* [BRIEF]: In the records below, find each line containing the word "Freude" and copy it.

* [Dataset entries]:
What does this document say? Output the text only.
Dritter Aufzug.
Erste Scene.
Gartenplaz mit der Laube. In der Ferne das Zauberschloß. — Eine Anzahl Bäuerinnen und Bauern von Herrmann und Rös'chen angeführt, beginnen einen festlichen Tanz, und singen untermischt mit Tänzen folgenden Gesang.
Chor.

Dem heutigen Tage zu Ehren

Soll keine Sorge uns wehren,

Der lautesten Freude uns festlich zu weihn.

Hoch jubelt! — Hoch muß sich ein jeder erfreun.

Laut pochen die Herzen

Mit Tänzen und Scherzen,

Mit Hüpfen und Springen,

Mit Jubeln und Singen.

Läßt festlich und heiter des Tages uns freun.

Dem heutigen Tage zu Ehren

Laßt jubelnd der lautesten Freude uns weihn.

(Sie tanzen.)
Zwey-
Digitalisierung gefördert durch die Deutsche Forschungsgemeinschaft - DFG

* [FULL RESPONSE]:
Der lautesten Freude uns festlich zu weihn.
Laßt jubelnd der lautesten Freude uns weihn.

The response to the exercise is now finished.